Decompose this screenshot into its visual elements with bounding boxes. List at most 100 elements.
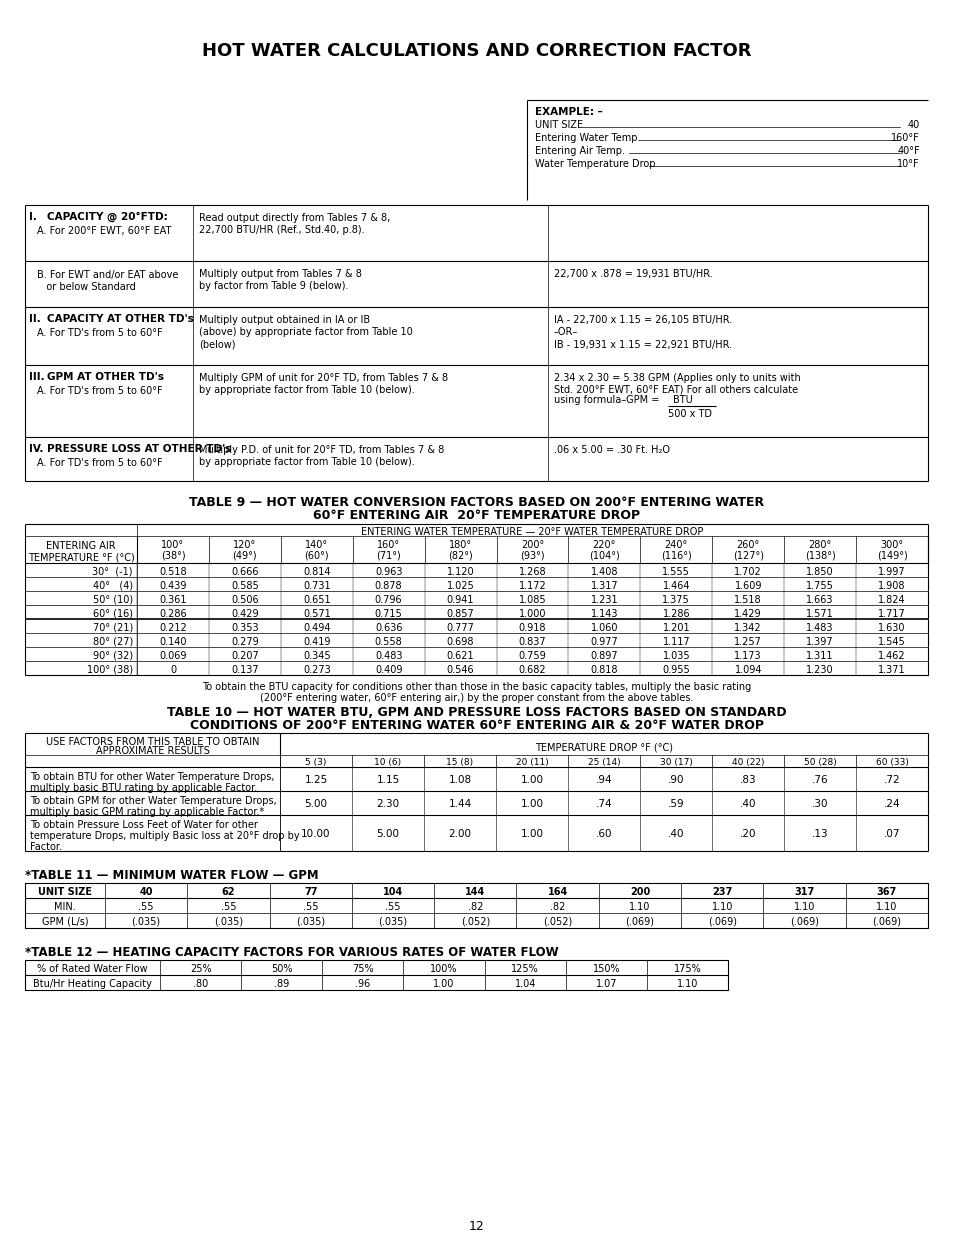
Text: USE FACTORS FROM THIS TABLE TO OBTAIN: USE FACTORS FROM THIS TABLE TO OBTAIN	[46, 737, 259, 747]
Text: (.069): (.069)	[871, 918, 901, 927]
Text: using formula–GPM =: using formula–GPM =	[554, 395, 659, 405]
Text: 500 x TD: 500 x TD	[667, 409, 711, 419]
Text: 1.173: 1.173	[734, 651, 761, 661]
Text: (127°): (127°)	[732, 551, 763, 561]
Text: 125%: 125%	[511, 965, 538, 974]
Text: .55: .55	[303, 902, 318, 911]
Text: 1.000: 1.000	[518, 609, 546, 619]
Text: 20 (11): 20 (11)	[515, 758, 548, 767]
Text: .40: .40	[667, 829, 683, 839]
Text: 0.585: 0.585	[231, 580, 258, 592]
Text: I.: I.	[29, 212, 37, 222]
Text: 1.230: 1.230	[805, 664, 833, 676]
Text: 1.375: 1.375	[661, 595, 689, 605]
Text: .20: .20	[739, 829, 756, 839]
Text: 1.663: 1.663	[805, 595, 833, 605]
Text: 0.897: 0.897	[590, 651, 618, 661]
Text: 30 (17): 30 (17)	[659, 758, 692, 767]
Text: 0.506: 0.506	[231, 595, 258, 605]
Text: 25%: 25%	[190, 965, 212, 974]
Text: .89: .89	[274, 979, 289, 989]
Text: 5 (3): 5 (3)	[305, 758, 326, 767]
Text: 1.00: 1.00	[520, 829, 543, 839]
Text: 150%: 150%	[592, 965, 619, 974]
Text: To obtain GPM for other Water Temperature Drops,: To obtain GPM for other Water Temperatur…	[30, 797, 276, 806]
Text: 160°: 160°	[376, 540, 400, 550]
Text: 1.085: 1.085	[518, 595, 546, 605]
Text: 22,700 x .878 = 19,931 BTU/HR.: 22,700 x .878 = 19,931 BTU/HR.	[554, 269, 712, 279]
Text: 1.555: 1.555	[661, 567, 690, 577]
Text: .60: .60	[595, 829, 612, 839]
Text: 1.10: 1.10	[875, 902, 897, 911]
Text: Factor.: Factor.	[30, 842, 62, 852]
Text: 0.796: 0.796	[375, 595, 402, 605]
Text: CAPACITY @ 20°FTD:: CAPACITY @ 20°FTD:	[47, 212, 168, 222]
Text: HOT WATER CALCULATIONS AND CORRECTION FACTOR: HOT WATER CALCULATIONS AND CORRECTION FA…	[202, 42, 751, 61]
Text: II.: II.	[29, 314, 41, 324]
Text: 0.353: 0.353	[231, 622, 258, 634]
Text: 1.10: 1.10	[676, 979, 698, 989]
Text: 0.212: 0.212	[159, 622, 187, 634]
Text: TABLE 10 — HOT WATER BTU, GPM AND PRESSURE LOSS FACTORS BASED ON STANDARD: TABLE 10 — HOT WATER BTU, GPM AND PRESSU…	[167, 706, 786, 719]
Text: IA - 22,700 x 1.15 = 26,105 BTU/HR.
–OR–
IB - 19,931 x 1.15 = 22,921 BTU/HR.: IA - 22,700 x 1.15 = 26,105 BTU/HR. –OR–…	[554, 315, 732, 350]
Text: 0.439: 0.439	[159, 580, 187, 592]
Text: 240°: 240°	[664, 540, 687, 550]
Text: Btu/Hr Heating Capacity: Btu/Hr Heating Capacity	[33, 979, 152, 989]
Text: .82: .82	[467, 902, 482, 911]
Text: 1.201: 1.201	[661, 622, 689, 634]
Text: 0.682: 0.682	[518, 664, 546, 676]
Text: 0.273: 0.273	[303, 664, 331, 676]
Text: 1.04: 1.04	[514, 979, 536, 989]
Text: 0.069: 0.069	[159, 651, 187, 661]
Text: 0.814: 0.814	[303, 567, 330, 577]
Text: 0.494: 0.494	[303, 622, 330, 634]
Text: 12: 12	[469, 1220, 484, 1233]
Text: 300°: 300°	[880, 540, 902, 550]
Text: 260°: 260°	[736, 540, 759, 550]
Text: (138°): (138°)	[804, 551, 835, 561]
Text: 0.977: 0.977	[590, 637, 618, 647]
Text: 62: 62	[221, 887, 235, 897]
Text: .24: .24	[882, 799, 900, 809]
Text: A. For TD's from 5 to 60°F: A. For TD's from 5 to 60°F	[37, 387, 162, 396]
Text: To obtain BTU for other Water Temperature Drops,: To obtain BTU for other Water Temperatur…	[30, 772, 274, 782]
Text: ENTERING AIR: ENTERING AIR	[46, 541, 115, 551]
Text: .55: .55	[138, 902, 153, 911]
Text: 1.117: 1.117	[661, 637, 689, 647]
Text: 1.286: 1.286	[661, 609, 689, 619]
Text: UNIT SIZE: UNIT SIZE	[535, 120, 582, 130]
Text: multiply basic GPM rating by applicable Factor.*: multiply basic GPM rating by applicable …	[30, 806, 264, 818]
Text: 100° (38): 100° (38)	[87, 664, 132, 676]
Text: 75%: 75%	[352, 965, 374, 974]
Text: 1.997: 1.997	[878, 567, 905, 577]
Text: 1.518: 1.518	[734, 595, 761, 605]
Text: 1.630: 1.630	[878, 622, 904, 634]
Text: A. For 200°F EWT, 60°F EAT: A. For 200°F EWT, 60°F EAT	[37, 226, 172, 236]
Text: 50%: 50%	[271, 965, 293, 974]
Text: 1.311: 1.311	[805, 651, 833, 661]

==================================================

What to produce: Repeat the data above with "formula" switched to "equation" and everything else left unchanged. Leave out the pictures.

Response below:
Decompose this screenshot into its visual elements with bounding boxes. List at most 100 elements.
Text: USE FACTORS FROM THIS TABLE TO OBTAIN: USE FACTORS FROM THIS TABLE TO OBTAIN	[46, 737, 259, 747]
Text: (.069): (.069)	[871, 918, 901, 927]
Text: using equation–GPM =: using equation–GPM =	[554, 395, 659, 405]
Text: 500 x TD: 500 x TD	[667, 409, 711, 419]
Text: 1.173: 1.173	[734, 651, 761, 661]
Text: (127°): (127°)	[732, 551, 763, 561]
Text: 125%: 125%	[511, 965, 538, 974]
Text: .55: .55	[303, 902, 318, 911]
Text: 1.000: 1.000	[518, 609, 546, 619]
Text: 20 (11): 20 (11)	[515, 758, 548, 767]
Text: .40: .40	[667, 829, 683, 839]
Text: 0.585: 0.585	[231, 580, 258, 592]
Text: I.: I.	[29, 212, 37, 222]
Text: 1.230: 1.230	[805, 664, 833, 676]
Text: 1.375: 1.375	[661, 595, 689, 605]
Text: .20: .20	[739, 829, 756, 839]
Text: 1.663: 1.663	[805, 595, 833, 605]
Text: 0.897: 0.897	[590, 651, 618, 661]
Text: 30 (17): 30 (17)	[659, 758, 692, 767]
Text: 0.506: 0.506	[231, 595, 258, 605]
Text: 25%: 25%	[190, 965, 212, 974]
Text: .89: .89	[274, 979, 289, 989]
Text: 5 (3): 5 (3)	[305, 758, 326, 767]
Text: 1.00: 1.00	[520, 829, 543, 839]
Text: 150%: 150%	[592, 965, 619, 974]
Text: To obtain GPM for other Water Temperature Drops,: To obtain GPM for other Water Temperatur…	[30, 797, 276, 806]
Text: 160°: 160°	[376, 540, 400, 550]
Text: 1.085: 1.085	[518, 595, 546, 605]
Text: 22,700 x .878 = 19,931 BTU/HR.: 22,700 x .878 = 19,931 BTU/HR.	[554, 269, 712, 279]
Text: 1.555: 1.555	[661, 567, 690, 577]
Text: .60: .60	[595, 829, 612, 839]
Text: 1.10: 1.10	[875, 902, 897, 911]
Text: Factor.: Factor.	[30, 842, 62, 852]
Text: 0.796: 0.796	[375, 595, 402, 605]
Text: CAPACITY @ 20°FTD:: CAPACITY @ 20°FTD:	[47, 212, 168, 222]
Text: HOT WATER CALCULATIONS AND CORRECTION FACTOR: HOT WATER CALCULATIONS AND CORRECTION FA…	[202, 42, 751, 61]
Text: II.: II.	[29, 314, 41, 324]
Text: 0.353: 0.353	[231, 622, 258, 634]
Text: 1.10: 1.10	[676, 979, 698, 989]
Text: 0.212: 0.212	[159, 622, 187, 634]
Text: TABLE 10 — HOT WATER BTU, GPM AND PRESSURE LOSS FACTORS BASED ON STANDARD: TABLE 10 — HOT WATER BTU, GPM AND PRESSU…	[167, 706, 786, 719]
Text: IA - 22,700 x 1.15 = 26,105 BTU/HR.
–OR–
IB - 19,931 x 1.15 = 22,921 BTU/HR.: IA - 22,700 x 1.15 = 26,105 BTU/HR. –OR–…	[554, 315, 732, 350]
Text: 0.439: 0.439	[159, 580, 187, 592]
Text: 240°: 240°	[664, 540, 687, 550]
Text: Btu/Hr Heating Capacity: Btu/Hr Heating Capacity	[33, 979, 152, 989]
Text: .82: .82	[467, 902, 482, 911]
Text: 1.201: 1.201	[661, 622, 689, 634]
Text: 0.682: 0.682	[518, 664, 546, 676]
Text: 0.273: 0.273	[303, 664, 331, 676]
Text: 1.04: 1.04	[514, 979, 536, 989]
Text: 0.069: 0.069	[159, 651, 187, 661]
Text: 0.814: 0.814	[303, 567, 330, 577]
Text: 0.494: 0.494	[303, 622, 330, 634]
Text: 12: 12	[469, 1220, 484, 1233]
Text: 300°: 300°	[880, 540, 902, 550]
Text: 260°: 260°	[736, 540, 759, 550]
Text: (138°): (138°)	[804, 551, 835, 561]
Text: 0.977: 0.977	[590, 637, 618, 647]
Text: 62: 62	[221, 887, 235, 897]
Text: .24: .24	[882, 799, 900, 809]
Text: A. For TD's from 5 to 60°F: A. For TD's from 5 to 60°F	[37, 387, 162, 396]
Text: To obtain BTU for other Water Temperature Drops,: To obtain BTU for other Water Temperatur…	[30, 772, 274, 782]
Text: ENTERING AIR: ENTERING AIR	[46, 541, 115, 551]
Text: .55: .55	[138, 902, 153, 911]
Text: 1.117: 1.117	[661, 637, 689, 647]
Text: 1.286: 1.286	[661, 609, 689, 619]
Text: UNIT SIZE: UNIT SIZE	[535, 120, 582, 130]
Text: multiply basic GPM rating by applicable Factor.*: multiply basic GPM rating by applicable …	[30, 806, 264, 818]
Text: 100° (38): 100° (38)	[87, 664, 132, 676]
Text: 75%: 75%	[352, 965, 374, 974]
Text: 1.997: 1.997	[878, 567, 905, 577]
Text: 1.518: 1.518	[734, 595, 761, 605]
Text: 1.630: 1.630	[878, 622, 904, 634]
Text: A. For 200°F EWT, 60°F EAT: A. For 200°F EWT, 60°F EAT	[37, 226, 172, 236]
Text: 50%: 50%	[271, 965, 293, 974]
Text: 1.311: 1.311	[805, 651, 833, 661]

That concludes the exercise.